> [TASK GOAL]: Return the listing below word for word.

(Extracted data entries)
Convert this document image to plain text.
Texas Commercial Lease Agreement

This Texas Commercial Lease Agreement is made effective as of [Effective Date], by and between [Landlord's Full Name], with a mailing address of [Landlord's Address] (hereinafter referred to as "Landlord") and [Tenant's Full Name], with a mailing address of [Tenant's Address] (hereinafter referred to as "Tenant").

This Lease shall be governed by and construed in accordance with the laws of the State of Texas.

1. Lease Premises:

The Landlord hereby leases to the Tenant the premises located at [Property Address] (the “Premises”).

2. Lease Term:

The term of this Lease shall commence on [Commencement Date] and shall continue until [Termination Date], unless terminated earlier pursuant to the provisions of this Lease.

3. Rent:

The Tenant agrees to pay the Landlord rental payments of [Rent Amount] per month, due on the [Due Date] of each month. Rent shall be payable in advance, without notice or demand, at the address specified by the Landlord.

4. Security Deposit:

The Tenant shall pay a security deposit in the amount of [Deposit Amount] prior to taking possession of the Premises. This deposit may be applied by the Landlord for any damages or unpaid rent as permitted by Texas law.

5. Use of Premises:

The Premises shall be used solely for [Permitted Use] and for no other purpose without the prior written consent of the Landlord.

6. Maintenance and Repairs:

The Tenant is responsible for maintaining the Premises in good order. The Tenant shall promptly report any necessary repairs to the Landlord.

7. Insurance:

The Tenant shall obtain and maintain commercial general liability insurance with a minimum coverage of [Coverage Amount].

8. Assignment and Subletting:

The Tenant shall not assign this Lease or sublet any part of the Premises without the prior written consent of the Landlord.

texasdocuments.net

> [OUTPUT OF THE EXERCISE]:
Convert this document image to plain text.
Texas Commercial Lease Agreement

This Texas Commercial Lease Agreement is made effective as of [Effective Date], by and between [Landlord's Full Name], with a mailing address of [Landlord's Address] (hereinafter referred to as "Landlord") and [Tenant's Full Name], with a mailing address of [Tenant's Address] (hereinafter referred to as "Tenant").

This Lease shall be governed by and construed in accordance with the laws of the State of Texas.

1. Lease Premises:

The Landlord hereby leases to the Tenant the premises located at [Property Address] (the “Premises”).

2. Lease Term:

The term of this Lease shall commence on [Commencement Date] and shall continue until [Termination Date], unless terminated earlier pursuant to the provisions of this Lease.

3. Rent:

The Tenant agrees to pay the Landlord rental payments of [Rent Amount] per month, due on the [Due Date] of each month. Rent shall be payable in advance, without notice or demand, at the address specified by the Landlord.

4. Security Deposit:

The Tenant shall pay a security deposit in the amount of [Deposit Amount] prior to taking possession of the Premises. This deposit may be applied by the Landlord for any damages or unpaid rent as permitted by Texas law.

5. Use of Premises:

The Premises shall be used solely for [Permitted Use] and for no other purpose without the prior written consent of the Landlord.

6. Maintenance and Repairs:

The Tenant is responsible for maintaining the Premises in good order. The Tenant shall promptly report any necessary repairs to the Landlord.

7. Insurance:

The Tenant shall obtain and maintain commercial general liability insurance with a minimum coverage of [Coverage Amount].

8. Assignment and Subletting:

The Tenant shall not assign this Lease or sublet any part of the Premises without the prior written consent of the Landlord.

texasdocuments.net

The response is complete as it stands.